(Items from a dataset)
_ _ _ _
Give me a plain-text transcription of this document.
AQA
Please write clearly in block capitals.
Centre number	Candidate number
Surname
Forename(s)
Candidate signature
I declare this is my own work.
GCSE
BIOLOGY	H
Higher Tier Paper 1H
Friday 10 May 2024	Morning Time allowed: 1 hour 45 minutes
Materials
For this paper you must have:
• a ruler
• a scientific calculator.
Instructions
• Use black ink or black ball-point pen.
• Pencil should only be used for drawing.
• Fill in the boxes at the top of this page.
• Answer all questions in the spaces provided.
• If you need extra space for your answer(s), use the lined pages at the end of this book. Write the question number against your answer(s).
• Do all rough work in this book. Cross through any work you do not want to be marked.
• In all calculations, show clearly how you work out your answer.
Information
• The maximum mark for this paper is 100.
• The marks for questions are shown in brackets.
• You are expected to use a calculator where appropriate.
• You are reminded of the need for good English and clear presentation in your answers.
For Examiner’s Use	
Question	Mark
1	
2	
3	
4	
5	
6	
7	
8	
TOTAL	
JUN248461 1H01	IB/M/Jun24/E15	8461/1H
_ _ _ _
BRIEF
Output the data above exactly, please, line for line.

FULL SOLUTION
Give me a plain-text transcription of this document.
AQA
Please write clearly in block capitals.
Centre number	Candidate number
Surname
Forename(s)
Candidate signature
I declare this is my own work.
GCSE
BIOLOGY	H
Higher Tier Paper 1H
Friday 10 May 2024	Morning Time allowed: 1 hour 45 minutes
Materials
For this paper you must have:
• a ruler
• a scientific calculator.
Instructions
• Use black ink or black ball-point pen.
• Pencil should only be used for drawing.
• Fill in the boxes at the top of this page.
• Answer all questions in the spaces provided.
• If you need extra space for your answer(s), use the lined pages at the end of this book. Write the question number against your answer(s).
• Do all rough work in this book. Cross through any work you do not want to be marked.
• In all calculations, show clearly how you work out your answer.
Information
• The maximum mark for this paper is 100.
• The marks for questions are shown in brackets.
• You are expected to use a calculator where appropriate.
• You are reminded of the need for good English and clear presentation in your answers.
For Examiner’s Use	
Question	Mark
1	
2	
3	
4	
5	
6	
7	
8	
TOTAL	
JUN248461 1H01	IB/M/Jun24/E15	8461/1H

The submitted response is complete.